Only a number is wanted: how many lines in the listing contain the word "JOÃO"?

=== Records supplied ===

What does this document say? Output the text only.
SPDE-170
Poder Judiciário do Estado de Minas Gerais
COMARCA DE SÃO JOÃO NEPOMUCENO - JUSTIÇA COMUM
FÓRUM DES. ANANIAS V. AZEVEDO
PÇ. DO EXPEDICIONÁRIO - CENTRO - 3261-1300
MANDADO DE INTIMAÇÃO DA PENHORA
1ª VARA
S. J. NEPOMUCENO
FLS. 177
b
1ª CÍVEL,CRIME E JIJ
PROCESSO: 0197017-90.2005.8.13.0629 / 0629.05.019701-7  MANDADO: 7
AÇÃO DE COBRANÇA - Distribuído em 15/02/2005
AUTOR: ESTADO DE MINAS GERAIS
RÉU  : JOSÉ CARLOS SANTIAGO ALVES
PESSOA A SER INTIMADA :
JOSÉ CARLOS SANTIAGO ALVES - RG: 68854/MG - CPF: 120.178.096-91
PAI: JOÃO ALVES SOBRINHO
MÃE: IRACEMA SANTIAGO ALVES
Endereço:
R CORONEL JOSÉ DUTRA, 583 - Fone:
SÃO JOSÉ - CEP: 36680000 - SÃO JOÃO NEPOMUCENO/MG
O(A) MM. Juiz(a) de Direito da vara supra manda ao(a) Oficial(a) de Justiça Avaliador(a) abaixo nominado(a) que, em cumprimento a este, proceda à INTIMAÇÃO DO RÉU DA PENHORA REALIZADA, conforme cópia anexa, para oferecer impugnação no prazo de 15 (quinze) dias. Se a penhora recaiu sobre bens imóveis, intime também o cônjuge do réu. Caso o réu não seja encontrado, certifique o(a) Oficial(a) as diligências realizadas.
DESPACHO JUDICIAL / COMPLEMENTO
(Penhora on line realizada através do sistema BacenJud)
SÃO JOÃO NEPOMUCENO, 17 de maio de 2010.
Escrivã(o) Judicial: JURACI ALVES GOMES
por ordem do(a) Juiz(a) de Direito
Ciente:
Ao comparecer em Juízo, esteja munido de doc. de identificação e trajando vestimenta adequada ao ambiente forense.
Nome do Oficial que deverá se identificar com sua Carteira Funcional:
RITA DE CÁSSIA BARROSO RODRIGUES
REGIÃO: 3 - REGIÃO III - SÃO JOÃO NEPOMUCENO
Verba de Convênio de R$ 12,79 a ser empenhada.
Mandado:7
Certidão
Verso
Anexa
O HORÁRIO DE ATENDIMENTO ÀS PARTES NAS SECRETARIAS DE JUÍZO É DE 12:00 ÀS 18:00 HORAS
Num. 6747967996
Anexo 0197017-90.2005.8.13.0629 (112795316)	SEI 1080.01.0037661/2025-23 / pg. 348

===
=== Records supplied ===

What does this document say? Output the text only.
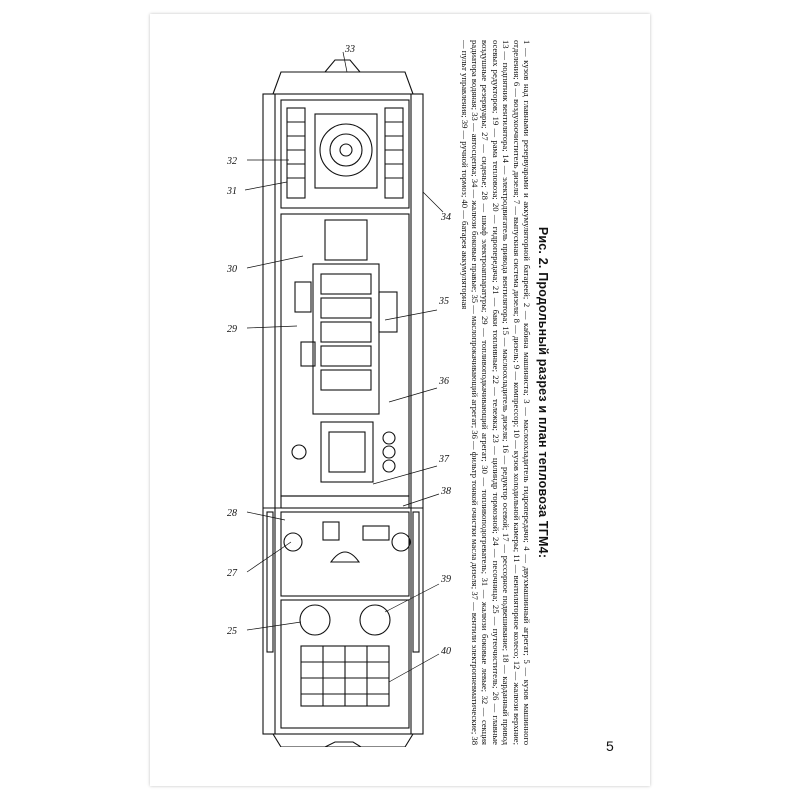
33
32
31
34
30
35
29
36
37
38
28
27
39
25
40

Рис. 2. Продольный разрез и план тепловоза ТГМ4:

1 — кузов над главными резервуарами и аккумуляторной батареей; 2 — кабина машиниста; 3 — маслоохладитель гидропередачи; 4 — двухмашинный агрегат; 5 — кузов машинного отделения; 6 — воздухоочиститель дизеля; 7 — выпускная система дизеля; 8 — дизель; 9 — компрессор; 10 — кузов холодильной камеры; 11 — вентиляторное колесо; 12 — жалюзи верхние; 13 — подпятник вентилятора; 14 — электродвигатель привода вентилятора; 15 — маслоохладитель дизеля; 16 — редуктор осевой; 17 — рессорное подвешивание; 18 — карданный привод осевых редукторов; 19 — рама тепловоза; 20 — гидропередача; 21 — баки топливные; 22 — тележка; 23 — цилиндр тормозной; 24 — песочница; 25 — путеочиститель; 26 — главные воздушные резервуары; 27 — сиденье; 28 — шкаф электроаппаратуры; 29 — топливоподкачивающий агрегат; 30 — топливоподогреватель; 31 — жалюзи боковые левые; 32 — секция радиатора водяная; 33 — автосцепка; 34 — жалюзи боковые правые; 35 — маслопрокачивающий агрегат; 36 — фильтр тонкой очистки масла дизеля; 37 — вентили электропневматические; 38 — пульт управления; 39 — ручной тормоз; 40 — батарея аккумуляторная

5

===
=== Records supplied ===

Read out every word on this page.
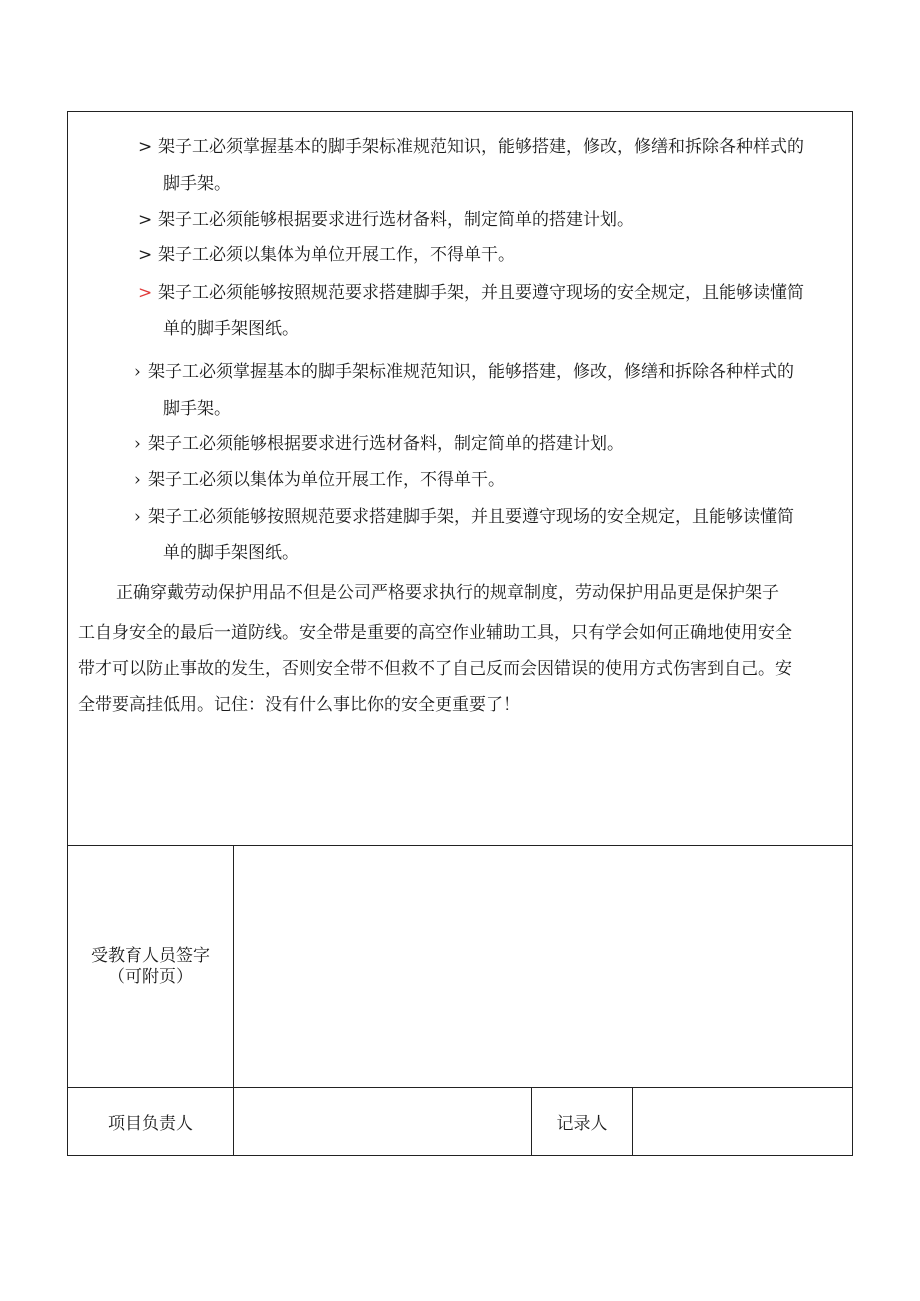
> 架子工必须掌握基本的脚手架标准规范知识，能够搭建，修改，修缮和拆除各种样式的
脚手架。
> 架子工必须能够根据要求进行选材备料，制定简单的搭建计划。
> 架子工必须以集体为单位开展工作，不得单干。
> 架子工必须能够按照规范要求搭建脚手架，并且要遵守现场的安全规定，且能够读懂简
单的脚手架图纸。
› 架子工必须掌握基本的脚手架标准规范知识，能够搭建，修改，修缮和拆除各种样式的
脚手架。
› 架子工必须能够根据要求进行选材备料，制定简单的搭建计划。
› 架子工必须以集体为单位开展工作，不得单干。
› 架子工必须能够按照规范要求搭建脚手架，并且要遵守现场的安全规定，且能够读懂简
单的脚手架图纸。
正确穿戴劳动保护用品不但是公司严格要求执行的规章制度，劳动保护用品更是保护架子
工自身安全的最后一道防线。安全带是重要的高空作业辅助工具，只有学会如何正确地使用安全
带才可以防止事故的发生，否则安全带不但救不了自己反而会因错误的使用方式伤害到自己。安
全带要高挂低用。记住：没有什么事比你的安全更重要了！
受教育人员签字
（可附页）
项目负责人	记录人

===

• **Exercise result**
5